Dataset entries for page text

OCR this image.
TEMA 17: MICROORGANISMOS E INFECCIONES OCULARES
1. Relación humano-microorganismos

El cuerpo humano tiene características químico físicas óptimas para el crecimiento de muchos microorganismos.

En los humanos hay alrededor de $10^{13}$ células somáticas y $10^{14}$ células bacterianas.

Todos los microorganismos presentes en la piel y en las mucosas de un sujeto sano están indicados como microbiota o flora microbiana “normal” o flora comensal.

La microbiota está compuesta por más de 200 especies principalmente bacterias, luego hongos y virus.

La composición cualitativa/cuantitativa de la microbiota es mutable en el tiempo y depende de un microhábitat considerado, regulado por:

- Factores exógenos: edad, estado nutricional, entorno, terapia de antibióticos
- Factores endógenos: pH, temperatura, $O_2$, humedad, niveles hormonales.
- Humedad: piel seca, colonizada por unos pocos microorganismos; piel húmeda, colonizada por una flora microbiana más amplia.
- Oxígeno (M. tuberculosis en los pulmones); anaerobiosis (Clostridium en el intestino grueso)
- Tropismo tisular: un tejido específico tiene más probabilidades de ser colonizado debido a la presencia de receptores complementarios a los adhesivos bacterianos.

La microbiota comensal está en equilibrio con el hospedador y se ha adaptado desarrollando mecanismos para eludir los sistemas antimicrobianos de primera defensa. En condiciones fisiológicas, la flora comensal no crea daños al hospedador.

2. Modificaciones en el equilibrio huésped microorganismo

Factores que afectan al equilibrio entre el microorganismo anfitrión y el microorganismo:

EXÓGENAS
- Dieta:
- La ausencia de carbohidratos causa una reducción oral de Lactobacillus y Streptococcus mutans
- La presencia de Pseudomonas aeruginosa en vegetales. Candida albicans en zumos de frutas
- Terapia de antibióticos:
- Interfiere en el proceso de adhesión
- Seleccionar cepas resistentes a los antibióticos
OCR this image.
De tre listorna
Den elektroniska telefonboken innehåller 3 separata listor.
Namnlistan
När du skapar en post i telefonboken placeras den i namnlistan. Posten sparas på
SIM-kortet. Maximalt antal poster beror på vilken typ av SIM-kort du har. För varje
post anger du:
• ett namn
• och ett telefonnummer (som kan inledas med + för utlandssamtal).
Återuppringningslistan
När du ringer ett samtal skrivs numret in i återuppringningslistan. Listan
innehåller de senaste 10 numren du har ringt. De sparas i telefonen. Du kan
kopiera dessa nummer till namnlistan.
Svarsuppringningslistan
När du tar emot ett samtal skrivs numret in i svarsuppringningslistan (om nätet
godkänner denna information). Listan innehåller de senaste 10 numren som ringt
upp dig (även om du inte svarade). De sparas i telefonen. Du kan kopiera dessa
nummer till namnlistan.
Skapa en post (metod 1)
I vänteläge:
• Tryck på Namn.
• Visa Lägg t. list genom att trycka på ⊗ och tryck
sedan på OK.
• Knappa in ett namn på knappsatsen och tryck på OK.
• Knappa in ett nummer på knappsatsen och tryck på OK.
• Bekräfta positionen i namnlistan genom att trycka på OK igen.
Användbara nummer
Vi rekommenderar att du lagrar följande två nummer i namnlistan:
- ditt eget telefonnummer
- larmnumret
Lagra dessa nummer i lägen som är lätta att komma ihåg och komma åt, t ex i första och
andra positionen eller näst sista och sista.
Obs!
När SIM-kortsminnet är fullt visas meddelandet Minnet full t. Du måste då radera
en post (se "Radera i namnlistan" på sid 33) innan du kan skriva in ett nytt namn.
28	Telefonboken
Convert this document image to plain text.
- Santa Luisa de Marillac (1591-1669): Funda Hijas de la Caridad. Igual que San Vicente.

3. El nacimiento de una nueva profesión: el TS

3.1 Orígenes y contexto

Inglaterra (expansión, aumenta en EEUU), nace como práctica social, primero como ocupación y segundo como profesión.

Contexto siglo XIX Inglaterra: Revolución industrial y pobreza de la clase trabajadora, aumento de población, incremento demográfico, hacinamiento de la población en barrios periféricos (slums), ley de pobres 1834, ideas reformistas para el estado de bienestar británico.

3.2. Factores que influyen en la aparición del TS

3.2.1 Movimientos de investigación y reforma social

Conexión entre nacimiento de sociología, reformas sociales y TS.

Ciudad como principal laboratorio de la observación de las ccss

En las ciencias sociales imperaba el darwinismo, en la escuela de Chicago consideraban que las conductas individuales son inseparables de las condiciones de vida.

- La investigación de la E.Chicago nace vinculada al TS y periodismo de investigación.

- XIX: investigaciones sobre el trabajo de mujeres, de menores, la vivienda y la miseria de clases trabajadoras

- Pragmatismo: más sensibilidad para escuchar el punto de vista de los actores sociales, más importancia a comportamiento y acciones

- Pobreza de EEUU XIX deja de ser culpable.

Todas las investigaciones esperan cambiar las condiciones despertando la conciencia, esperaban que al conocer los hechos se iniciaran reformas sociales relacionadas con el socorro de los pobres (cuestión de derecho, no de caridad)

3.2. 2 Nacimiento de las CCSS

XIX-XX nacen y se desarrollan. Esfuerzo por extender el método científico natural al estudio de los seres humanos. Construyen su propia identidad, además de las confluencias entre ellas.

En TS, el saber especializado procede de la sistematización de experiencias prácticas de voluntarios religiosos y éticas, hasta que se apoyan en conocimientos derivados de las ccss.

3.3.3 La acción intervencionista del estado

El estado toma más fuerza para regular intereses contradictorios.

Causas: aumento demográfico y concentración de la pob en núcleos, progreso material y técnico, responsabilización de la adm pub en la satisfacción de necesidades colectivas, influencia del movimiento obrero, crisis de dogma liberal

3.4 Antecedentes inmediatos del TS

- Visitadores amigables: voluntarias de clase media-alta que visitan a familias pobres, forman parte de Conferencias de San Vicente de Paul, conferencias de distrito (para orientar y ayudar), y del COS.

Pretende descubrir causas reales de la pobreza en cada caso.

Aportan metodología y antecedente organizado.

INSTRUCTIONS TO FOLLOW: All lines in the records that contain "dessa" are to be copied and returned.

SOLUTION TO THIS EXERCISE:
kopiera dessa nummer till namnlistan.
upp dig (även om du inte svarade). De sparas i telefonen. Du kan kopiera dessa
Lagra dessa nummer i lägen som är lätta att komma ihåg och komma åt, t ex i första och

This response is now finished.